## SOURCE DOCUMENT
====
Cloning Postgres to Mongo in real time with Django

16 Feb, 2015

Django comes baked with one major setback: it can't properly support non-relational databases. A few attempts to rectify this problem have been made, but none of them can handle Django's administration menu at the same time. So if your application simultaneously requires the speed of a non-relational database and the ease of the administration menu, you're going to need to figure out a way to run two databases - one relational, one not - and keep the two in sync. We're going to do that very thing with Postgres and MongoDB here.

You will need:

PyMongo provides us a convenient API to access MongoDB, while signals will allow us to perform certain actions upon saving a model. We begin by importing all of the necessaries and creating receiver functions to handle our signals:

# models.py 

from django.db import models
from django.db.models.signals import post_save, post_delete
from django.dispatch import receiver

class MyModel(models.Model):
	pass

@receiver(post_save)
def save_mongo_instance(sender, **kwargs):
	pass

@receiver(post_delete)
====
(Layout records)

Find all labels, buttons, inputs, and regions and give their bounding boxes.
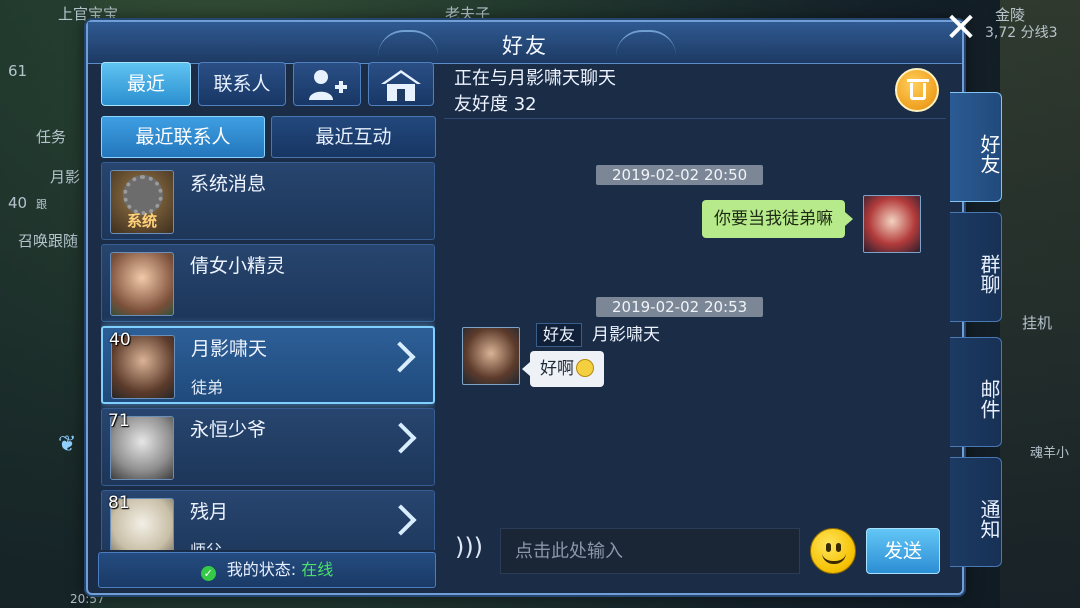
- chat-messages: 2019-02-02 20:50 你要当我徒弟嘛 2019-02-02 20:5…: [444, 118, 946, 518]
- butterfly-icon: ❦: [58, 432, 77, 457]
- emoji-icon: [576, 359, 594, 377]
- check-icon: ✓: [200, 566, 216, 581]
- background-right-hud: [1000, 0, 1080, 608]
- home-icon: [381, 70, 421, 101]
- chat-input[interactable]: [500, 528, 800, 574]
- contact-name: 月影啸天: [191, 338, 268, 360]
- friend-tag-badge: 好友: [536, 323, 583, 347]
- bg-party-level: 40: [8, 194, 28, 212]
- status-value: 在线: [301, 560, 334, 579]
- contact-relation: 师父: [190, 537, 222, 550]
- system-avatar: 系统: [110, 170, 174, 234]
- contact-item[interactable]: 71 永恒少爷: [101, 408, 435, 486]
- voice-icon[interactable]: ))): [454, 532, 484, 562]
- gear-icon: [123, 175, 163, 215]
- top-tabs: 最近 联系人: [98, 60, 438, 110]
- side-tab-friends[interactable]: 好友: [950, 92, 1002, 202]
- bg-coords: 3,72 分线3: [985, 25, 1058, 41]
- bg-summon-button: 召唤跟随: [18, 232, 79, 250]
- side-tab-group-chat[interactable]: 群聊: [950, 212, 1002, 322]
- status-label: 我的状态:: [226, 560, 297, 579]
- message-timestamp: 2019-02-02 20:50: [596, 165, 764, 185]
- chevron-right-icon[interactable]: [385, 504, 417, 536]
- bg-level: 61: [8, 62, 28, 80]
- avatar: [110, 252, 174, 316]
- side-tabs: 好友 群聊 邮件 通知: [950, 92, 1002, 567]
- bg-task-tab: 任务: [36, 128, 67, 146]
- bg-idle-label: 挂机: [1022, 314, 1053, 332]
- chat-with-label: 正在与月影啸天聊天: [454, 68, 616, 89]
- send-button[interactable]: 发送: [866, 528, 940, 574]
- tab-recent-interactions[interactable]: 最近互动: [271, 116, 436, 158]
- close-button[interactable]: ✕: [940, 8, 982, 50]
- contact-item[interactable]: 40 月影啸天 徒弟: [101, 326, 435, 404]
- sub-tabs: 最近联系人 最近互动: [101, 116, 436, 158]
- tab-recent[interactable]: 最近: [101, 62, 191, 106]
- contact-level: 40: [109, 330, 131, 350]
- bg-party-name: 月影: [50, 168, 81, 186]
- title-bar: 好友: [88, 22, 962, 64]
- contact-item[interactable]: 倩女小精灵: [101, 244, 435, 322]
- chevron-right-icon[interactable]: [385, 422, 417, 454]
- contact-name: 系统消息: [190, 173, 267, 195]
- contact-item[interactable]: 81 残月 师父: [101, 490, 435, 550]
- chevron-right-icon[interactable]: [384, 341, 416, 373]
- home-button[interactable]: [368, 62, 434, 106]
- friend-name: 月影啸天: [592, 325, 660, 345]
- add-friend-icon: [309, 70, 347, 100]
- smiley-icon: [826, 543, 831, 552]
- contact-name: 永恒少爷: [190, 419, 267, 441]
- friend-message-text: 好啊: [540, 359, 574, 379]
- friend-avatar[interactable]: [462, 327, 520, 385]
- emoji-button[interactable]: [810, 528, 856, 574]
- contact-list: 系统 系统消息 倩女小精灵 40 月影啸天 徒弟 71 永恒少爷 81 残月 师…: [101, 162, 435, 550]
- contact-name: 残月: [190, 501, 229, 523]
- contact-level: 71: [108, 411, 130, 431]
- window-title: 好友: [502, 34, 548, 58]
- trash-icon: [907, 79, 929, 82]
- side-tab-notice[interactable]: 通知: [950, 457, 1002, 567]
- background-left-hud: [0, 0, 90, 608]
- friend-message-bubble: 好啊: [522, 351, 604, 387]
- message-timestamp: 2019-02-02 20:53: [596, 297, 764, 317]
- contact-relation: 徒弟: [191, 378, 224, 397]
- chat-header: 正在与月影啸天聊天 友好度 32: [454, 62, 944, 115]
- my-status-bar[interactable]: ✓ 我的状态: 在线: [98, 552, 436, 588]
- contact-item[interactable]: 系统 系统消息: [101, 162, 435, 240]
- add-friend-button[interactable]: [293, 62, 361, 106]
- avatar-label: 系统: [126, 212, 157, 230]
- bg-location: 金陵: [995, 6, 1026, 24]
- delete-chat-button[interactable]: [895, 68, 939, 112]
- contact-name: 倩女小精灵: [190, 255, 286, 277]
- chat-input-row: ))) 发送: [444, 520, 946, 580]
- contact-level: 81: [108, 493, 130, 513]
- side-tab-mail[interactable]: 邮件: [950, 337, 1002, 447]
- tab-contacts[interactable]: 联系人: [198, 62, 286, 106]
- left-panel: 最近 联系人 最近联系人 最近互动 系统 系统消息 倩女小精灵 40 月影啸天 …: [98, 60, 438, 592]
- bg-follow: 跟: [36, 198, 47, 211]
- my-message-bubble: 你要当我徒弟嘛: [702, 200, 853, 238]
- my-avatar: [863, 195, 921, 253]
- bg-skill-label: 魂羊小: [1030, 446, 1070, 461]
- friendship-label: 友好度 32: [454, 94, 537, 115]
- tab-recent-contacts[interactable]: 最近联系人: [101, 116, 265, 158]
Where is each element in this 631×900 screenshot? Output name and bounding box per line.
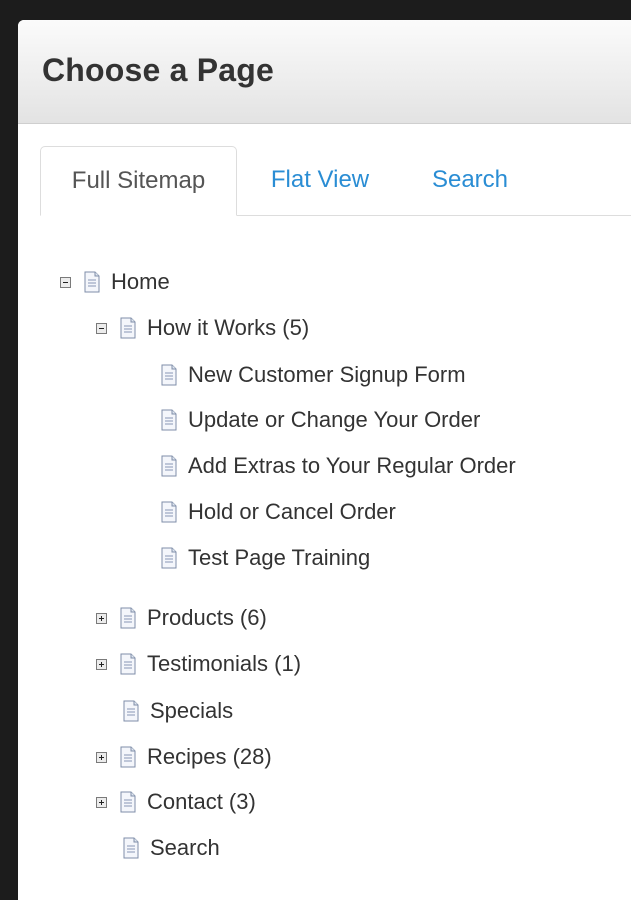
tree-item-recipes[interactable]: Recipes (28) (96, 742, 272, 772)
tree-item-contact[interactable]: Contact (3) (96, 787, 256, 817)
dialog-title: Choose a Page (42, 52, 275, 88)
document-page-icon (119, 653, 137, 675)
tree-item-label: New Customer Signup Form (188, 362, 466, 387)
document-page-icon (119, 607, 137, 629)
tab-flat-view[interactable]: Flat View (250, 146, 390, 216)
document-page-icon (160, 547, 178, 569)
document-page-icon (160, 455, 178, 477)
tree-item-testimonials[interactable]: Testimonials (1) (96, 649, 301, 679)
dialog-header: Choose a Page (18, 20, 631, 124)
tree-item-how-it-works[interactable]: How it Works (5) (96, 313, 309, 343)
document-page-icon (160, 364, 178, 386)
plus-box-icon[interactable] (96, 751, 107, 763)
tab-full-sitemap[interactable]: Full Sitemap (40, 146, 237, 216)
plus-box-icon[interactable] (96, 796, 107, 808)
plus-box-icon[interactable] (96, 658, 107, 670)
document-page-icon (83, 271, 101, 293)
tree-item-add-extras-to-your-regular-order[interactable]: Add Extras to Your Regular Order (160, 451, 516, 481)
tree-item-test-page-training[interactable]: Test Page Training (160, 543, 370, 573)
document-page-icon (119, 791, 137, 813)
tree-item-label: Update or Change Your Order (188, 407, 481, 432)
tree-item-label: Products (6) (147, 605, 267, 630)
tree-item-new-customer-signup-form[interactable]: New Customer Signup Form (160, 360, 466, 390)
tree-item-label: Search (150, 835, 220, 860)
tree-item-products[interactable]: Products (6) (96, 603, 267, 633)
tree-item-label: Recipes (28) (147, 744, 272, 769)
document-page-icon (119, 317, 137, 339)
document-page-icon (119, 746, 137, 768)
tree-item-hold-or-cancel-order[interactable]: Hold or Cancel Order (160, 497, 396, 527)
tree-item-label: Specials (150, 698, 234, 723)
document-page-icon (122, 837, 140, 859)
plus-box-icon[interactable] (96, 612, 107, 624)
tab-search[interactable]: Search (410, 146, 530, 216)
tree-item-home[interactable]: Home (60, 267, 170, 297)
document-page-icon (160, 409, 178, 431)
document-page-icon (160, 501, 178, 523)
tree-item-label: Testimonials (1) (147, 651, 302, 676)
tree-item-label: How it Works (5) (147, 315, 310, 340)
tree-item-specials[interactable]: Specials (122, 696, 233, 726)
tree-item-label: Home (111, 269, 170, 294)
tree-item-search[interactable]: Search (122, 833, 220, 863)
document-page-icon (122, 700, 140, 722)
minus-box-icon[interactable] (60, 276, 71, 288)
tree-item-label: Test Page Training (188, 545, 371, 570)
tree-item-label: Contact (3) (147, 789, 256, 814)
choose-page-dialog: Choose a Page Full Sitemap Flat View Sea… (18, 20, 631, 900)
tree-item-update-or-change-your-order[interactable]: Update or Change Your Order (160, 405, 480, 435)
minus-box-icon[interactable] (96, 322, 107, 334)
tree-item-label: Hold or Cancel Order (188, 499, 396, 524)
tree-item-label: Add Extras to Your Regular Order (188, 453, 516, 478)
====
## WORK TO DO
#1 Rewrite the stretch of the layout records from the line containing "- chat-messages: 2019-02-02" through the line containing "- home-icon: [381, 70, 421, 101]", putting "background-right-panel" in place of "background-right-hud" and leaving everything else as it is.
#2 Carry on the text about cloning Postgres to Mongo in real time with Django from the point where it stops.
The text and the records have no connection to each other.

## ANSWER SET
#1
- chat-messages: 2019-02-02 20:50 你要当我徒弟嘛 2019-02-02 20:5…: [444, 118, 946, 518]
- butterfly-icon: ❦: [58, 432, 77, 457]
- emoji-icon: [576, 359, 594, 377]
- check-icon: ✓: [200, 566, 216, 581]
- background-right-panel: [1000, 0, 1080, 608]
- home-icon: [381, 70, 421, 101]

#2
def delete_mongo_instance(sender, **kwargs):
	pass

We use the @receiver decorator to indicate what event should trigger the save_mongo_instance() and delete_mongo_instance(). Our functions will fire immediately after a model saves to or deletes from our Postgres database (indicated by the post_save and post_delete parameters). These functions must also take in a sender (the Model triggering the method) and a fungible number of kwargs. One of these kwargs will be the specific Model instance we just saved or deleted.

These receiver methods will fire on every save or delete, regardless of the model that called it. If I have foreign key relationships, it won't make sense for me to save all of those into the database as their own Documents - I should be nesting those within other Documents. I need some way to dictate which models should and should not be saved as their own Documents in a Mongo collection.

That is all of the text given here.